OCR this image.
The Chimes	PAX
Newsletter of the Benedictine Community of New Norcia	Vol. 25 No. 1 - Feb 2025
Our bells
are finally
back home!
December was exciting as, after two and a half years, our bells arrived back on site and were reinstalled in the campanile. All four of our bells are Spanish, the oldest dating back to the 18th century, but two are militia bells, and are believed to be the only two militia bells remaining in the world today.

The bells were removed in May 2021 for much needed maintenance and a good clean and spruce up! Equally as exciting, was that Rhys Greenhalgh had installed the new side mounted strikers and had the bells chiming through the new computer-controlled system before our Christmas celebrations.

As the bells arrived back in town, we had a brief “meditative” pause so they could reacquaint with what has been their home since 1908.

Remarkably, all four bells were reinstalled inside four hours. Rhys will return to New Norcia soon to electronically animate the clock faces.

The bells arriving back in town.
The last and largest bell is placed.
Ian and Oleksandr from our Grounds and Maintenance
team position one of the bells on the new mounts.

-- -- --

§ **Exercise instructions**:
From the records above, extract every line exactly as it stands.

§ **Output**:
OCR this image.
The Chimes	PAX
Newsletter of the Benedictine Community of New Norcia	Vol. 25 No. 1 - Feb 2025
Our bells
are finally
back home!
December was exciting as, after two and a half years, our bells arrived back on site and were reinstalled in the campanile. All four of our bells are Spanish, the oldest dating back to the 18th century, but two are militia bells, and are believed to be the only two militia bells remaining in the world today.

The bells were removed in May 2021 for much needed maintenance and a good clean and spruce up! Equally as exciting, was that Rhys Greenhalgh had installed the new side mounted strikers and had the bells chiming through the new computer-controlled system before our Christmas celebrations.

As the bells arrived back in town, we had a brief “meditative” pause so they could reacquaint with what has been their home since 1908.

Remarkably, all four bells were reinstalled inside four hours. Rhys will return to New Norcia soon to electronically animate the clock faces.

The bells arriving back in town.
The last and largest bell is placed.
Ian and Oleksandr from our Grounds and Maintenance
team position one of the bells on the new mounts.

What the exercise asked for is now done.